### A run of records
_ _ _

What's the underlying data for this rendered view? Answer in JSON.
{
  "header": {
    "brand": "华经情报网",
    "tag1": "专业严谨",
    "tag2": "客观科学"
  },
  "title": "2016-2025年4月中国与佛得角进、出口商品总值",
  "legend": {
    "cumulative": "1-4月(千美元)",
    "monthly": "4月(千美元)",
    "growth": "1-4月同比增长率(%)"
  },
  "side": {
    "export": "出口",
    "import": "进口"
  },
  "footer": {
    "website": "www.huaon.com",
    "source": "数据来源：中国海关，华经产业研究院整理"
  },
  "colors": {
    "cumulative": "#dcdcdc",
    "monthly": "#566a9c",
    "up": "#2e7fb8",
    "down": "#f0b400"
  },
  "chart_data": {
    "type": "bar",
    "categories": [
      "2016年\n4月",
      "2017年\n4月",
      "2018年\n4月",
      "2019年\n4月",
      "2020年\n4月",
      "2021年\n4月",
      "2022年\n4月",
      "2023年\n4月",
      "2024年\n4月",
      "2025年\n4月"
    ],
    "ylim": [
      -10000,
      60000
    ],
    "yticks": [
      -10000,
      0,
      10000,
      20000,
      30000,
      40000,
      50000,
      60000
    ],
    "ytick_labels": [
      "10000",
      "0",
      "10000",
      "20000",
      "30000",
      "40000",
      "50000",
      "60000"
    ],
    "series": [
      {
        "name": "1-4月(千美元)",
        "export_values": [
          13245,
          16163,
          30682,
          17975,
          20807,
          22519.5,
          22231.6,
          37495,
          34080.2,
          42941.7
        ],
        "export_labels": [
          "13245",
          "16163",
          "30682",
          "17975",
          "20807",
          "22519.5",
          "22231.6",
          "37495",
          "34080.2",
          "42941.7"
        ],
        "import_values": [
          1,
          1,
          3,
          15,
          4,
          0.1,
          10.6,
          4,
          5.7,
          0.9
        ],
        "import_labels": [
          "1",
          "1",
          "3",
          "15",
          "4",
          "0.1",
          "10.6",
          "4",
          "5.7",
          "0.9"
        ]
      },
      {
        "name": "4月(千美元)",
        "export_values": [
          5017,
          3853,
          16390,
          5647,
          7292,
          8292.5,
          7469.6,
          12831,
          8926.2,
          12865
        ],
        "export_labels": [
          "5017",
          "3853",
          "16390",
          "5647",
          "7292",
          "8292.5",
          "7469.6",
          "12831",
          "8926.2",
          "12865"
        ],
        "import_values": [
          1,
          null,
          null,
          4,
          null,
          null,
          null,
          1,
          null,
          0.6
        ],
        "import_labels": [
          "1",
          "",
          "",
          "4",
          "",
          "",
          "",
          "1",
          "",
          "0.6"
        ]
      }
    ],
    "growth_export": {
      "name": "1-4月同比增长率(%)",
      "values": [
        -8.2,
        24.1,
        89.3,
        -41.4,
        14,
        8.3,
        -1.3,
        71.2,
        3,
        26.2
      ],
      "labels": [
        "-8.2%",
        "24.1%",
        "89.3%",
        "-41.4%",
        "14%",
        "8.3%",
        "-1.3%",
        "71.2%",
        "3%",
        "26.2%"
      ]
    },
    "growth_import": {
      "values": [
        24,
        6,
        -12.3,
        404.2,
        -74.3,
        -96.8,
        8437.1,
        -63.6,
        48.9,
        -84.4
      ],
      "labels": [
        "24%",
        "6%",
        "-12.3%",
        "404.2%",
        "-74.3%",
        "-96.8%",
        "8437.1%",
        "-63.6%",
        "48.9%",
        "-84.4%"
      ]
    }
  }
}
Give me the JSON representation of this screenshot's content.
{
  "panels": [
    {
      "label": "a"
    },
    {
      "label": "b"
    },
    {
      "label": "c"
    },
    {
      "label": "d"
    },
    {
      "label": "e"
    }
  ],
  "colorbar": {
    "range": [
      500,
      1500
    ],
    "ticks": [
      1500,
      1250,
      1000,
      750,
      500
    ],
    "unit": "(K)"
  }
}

_ _ _

### To do
Leave out every line before the one containing "Give me the"; set down that line and all remaining lines of the material exactly.

### Problem solution
Give me the JSON representation of this screenshot's content.
{
  "panels": [
    {
      "label": "a"
    },
    {
      "label": "b"
    },
    {
      "label": "c"
    },
    {
      "label": "d"
    },
    {
      "label": "e"
    }
  ],
  "colorbar": {
    "range": [
      500,
      1500
    ],
    "ticks": [
      1500,
      1250,
      1000,
      750,
      500
    ],
    "unit": "(K)"
  }
}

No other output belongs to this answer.